Gather every line from the entries below that includes "have".

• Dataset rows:
-- BEGIN --
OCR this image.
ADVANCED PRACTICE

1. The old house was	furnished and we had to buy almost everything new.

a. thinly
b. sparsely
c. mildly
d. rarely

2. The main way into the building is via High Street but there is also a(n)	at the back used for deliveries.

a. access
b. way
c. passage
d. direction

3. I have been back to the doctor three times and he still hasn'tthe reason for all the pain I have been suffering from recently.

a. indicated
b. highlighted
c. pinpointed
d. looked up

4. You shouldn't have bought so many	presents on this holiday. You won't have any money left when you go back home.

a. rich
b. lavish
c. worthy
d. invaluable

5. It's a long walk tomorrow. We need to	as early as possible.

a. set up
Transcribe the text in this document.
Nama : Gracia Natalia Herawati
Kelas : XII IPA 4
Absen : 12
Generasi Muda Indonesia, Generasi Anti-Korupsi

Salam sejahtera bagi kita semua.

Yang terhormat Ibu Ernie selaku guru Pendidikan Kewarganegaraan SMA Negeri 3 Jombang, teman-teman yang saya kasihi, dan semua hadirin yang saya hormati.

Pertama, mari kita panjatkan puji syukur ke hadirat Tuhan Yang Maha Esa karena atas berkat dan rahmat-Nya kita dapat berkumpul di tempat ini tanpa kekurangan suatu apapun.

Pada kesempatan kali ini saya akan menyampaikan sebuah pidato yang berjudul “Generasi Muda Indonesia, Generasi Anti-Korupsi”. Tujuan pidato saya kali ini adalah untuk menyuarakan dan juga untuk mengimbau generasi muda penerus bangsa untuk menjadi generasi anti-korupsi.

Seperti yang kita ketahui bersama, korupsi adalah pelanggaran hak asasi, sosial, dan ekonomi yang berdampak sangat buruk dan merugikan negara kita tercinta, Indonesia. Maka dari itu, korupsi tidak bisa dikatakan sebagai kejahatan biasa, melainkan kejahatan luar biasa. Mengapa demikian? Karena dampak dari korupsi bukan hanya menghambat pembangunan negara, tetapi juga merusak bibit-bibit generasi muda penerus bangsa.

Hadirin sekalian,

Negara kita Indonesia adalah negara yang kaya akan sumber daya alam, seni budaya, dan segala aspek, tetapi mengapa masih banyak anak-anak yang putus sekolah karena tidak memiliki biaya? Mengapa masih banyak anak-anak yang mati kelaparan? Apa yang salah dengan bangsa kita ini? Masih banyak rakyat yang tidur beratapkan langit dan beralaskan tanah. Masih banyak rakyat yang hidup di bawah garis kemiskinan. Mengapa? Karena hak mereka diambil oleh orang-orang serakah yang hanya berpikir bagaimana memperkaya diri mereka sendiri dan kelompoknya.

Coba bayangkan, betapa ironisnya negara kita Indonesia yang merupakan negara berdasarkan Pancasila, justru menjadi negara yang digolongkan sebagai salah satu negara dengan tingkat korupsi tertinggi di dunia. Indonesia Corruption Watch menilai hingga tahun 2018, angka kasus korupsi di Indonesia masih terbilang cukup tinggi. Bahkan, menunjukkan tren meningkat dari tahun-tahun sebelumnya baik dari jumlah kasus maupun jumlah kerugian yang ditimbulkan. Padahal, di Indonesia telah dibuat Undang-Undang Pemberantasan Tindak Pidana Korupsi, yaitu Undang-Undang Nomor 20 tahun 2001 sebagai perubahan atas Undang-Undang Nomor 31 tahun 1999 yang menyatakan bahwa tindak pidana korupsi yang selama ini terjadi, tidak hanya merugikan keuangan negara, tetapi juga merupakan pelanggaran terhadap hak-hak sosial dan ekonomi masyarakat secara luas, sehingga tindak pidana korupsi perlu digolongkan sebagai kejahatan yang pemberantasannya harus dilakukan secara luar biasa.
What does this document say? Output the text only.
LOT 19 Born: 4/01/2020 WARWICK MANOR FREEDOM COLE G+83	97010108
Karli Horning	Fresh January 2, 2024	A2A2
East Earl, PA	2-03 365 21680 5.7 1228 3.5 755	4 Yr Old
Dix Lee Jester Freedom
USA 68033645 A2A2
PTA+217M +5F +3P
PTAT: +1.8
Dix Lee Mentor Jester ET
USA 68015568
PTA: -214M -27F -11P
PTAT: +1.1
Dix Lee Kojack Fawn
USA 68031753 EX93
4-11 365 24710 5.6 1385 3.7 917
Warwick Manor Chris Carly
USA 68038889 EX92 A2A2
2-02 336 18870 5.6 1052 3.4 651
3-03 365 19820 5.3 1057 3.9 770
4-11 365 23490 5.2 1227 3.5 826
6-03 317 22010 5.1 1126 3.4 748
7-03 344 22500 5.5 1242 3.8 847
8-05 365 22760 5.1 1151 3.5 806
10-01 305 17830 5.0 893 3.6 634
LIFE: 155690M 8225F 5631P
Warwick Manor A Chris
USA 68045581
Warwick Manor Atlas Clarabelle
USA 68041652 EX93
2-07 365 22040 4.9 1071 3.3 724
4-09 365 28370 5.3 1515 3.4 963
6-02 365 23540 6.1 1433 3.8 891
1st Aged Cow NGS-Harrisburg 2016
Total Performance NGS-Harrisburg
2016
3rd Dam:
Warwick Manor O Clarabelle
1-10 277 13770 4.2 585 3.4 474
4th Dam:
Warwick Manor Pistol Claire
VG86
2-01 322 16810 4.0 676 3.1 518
-- END --
• Response to this exercise:
3. I have been back to the doctor three times and he still hasn'tthe reason for all the pain I have been suffering from recently.
4. You shouldn't have bought so many	presents on this holiday. You won't have any money left when you go back home.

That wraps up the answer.